Records excerpted from a collection
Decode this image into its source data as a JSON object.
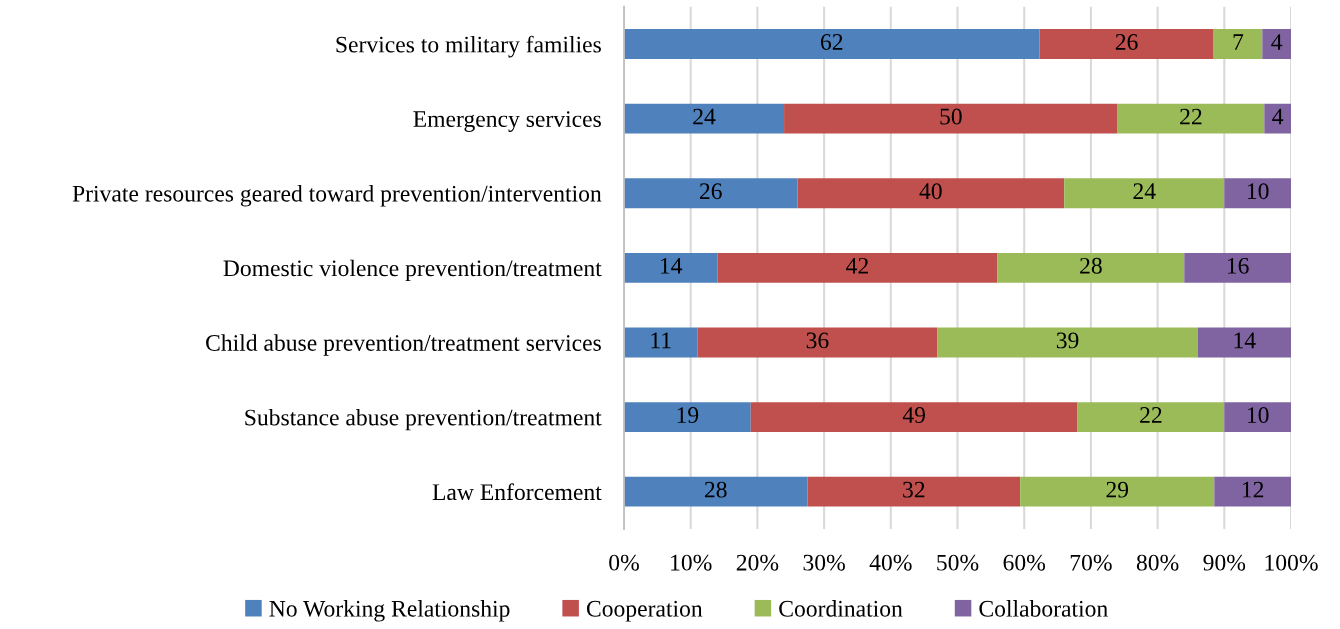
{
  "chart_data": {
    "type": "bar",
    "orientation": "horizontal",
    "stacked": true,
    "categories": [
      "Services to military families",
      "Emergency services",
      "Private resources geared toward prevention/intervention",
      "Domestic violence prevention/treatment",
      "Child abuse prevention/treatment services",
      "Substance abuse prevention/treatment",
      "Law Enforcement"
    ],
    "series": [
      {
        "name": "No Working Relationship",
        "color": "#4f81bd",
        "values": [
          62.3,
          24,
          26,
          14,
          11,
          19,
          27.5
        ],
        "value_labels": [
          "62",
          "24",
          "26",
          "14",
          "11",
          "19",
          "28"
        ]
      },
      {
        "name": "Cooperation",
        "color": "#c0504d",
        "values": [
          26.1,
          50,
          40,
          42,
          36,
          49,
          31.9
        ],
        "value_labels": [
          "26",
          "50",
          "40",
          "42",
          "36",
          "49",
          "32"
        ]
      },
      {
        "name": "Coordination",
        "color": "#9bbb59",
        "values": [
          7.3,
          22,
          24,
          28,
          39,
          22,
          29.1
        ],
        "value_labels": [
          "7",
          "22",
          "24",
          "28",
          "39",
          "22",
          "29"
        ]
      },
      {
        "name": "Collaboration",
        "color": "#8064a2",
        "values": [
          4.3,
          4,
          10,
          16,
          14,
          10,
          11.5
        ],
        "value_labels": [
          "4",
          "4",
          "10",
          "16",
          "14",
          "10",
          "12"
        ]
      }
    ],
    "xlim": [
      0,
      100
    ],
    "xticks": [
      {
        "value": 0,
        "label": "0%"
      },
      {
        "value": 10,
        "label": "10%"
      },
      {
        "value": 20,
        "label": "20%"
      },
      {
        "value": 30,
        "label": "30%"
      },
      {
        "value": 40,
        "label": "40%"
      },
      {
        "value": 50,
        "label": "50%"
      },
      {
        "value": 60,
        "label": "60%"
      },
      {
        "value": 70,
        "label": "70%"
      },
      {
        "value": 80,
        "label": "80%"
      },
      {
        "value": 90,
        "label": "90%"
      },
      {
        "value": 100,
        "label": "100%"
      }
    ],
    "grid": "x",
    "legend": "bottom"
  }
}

TASK DIRECTIONS
Retype all entries exactly as they appear, dropping the images.

FULL RESPONSE
Decode this image into its source data as a JSON object.
{
  "chart_data": {
    "type": "bar",
    "orientation": "horizontal",
    "stacked": true,
    "categories": [
      "Services to military families",
      "Emergency services",
      "Private resources geared toward prevention/intervention",
      "Domestic violence prevention/treatment",
      "Child abuse prevention/treatment services",
      "Substance abuse prevention/treatment",
      "Law Enforcement"
    ],
    "series": [
      {
        "name": "No Working Relationship",
        "color": "#4f81bd",
        "values": [
          62.3,
          24,
          26,
          14,
          11,
          19,
          27.5
        ],
        "value_labels": [
          "62",
          "24",
          "26",
          "14",
          "11",
          "19",
          "28"
        ]
      },
      {
        "name": "Cooperation",
        "color": "#c0504d",
        "values": [
          26.1,
          50,
          40,
          42,
          36,
          49,
          31.9
        ],
        "value_labels": [
          "26",
          "50",
          "40",
          "42",
          "36",
          "49",
          "32"
        ]
      },
      {
        "name": "Coordination",
        "color": "#9bbb59",
        "values": [
          7.3,
          22,
          24,
          28,
          39,
          22,
          29.1
        ],
        "value_labels": [
          "7",
          "22",
          "24",
          "28",
          "39",
          "22",
          "29"
        ]
      },
      {
        "name": "Collaboration",
        "color": "#8064a2",
        "values": [
          4.3,
          4,
          10,
          16,
          14,
          10,
          11.5
        ],
        "value_labels": [
          "4",
          "4",
          "10",
          "16",
          "14",
          "10",
          "12"
        ]
      }
    ],
    "xlim": [
      0,
      100
    ],
    "xticks": [
      {
        "value": 0,
        "label": "0%"
      },
      {
        "value": 10,
        "label": "10%"
      },
      {
        "value": 20,
        "label": "20%"
      },
      {
        "value": 30,
        "label": "30%"
      },
      {
        "value": 40,
        "label": "40%"
      },
      {
        "value": 50,
        "label": "50%"
      },
      {
        "value": 60,
        "label": "60%"
      },
      {
        "value": 70,
        "label": "70%"
      },
      {
        "value": 80,
        "label": "80%"
      },
      {
        "value": 90,
        "label": "90%"
      },
      {
        "value": 100,
        "label": "100%"
      }
    ],
    "grid": "x",
    "legend": "bottom"
  }
}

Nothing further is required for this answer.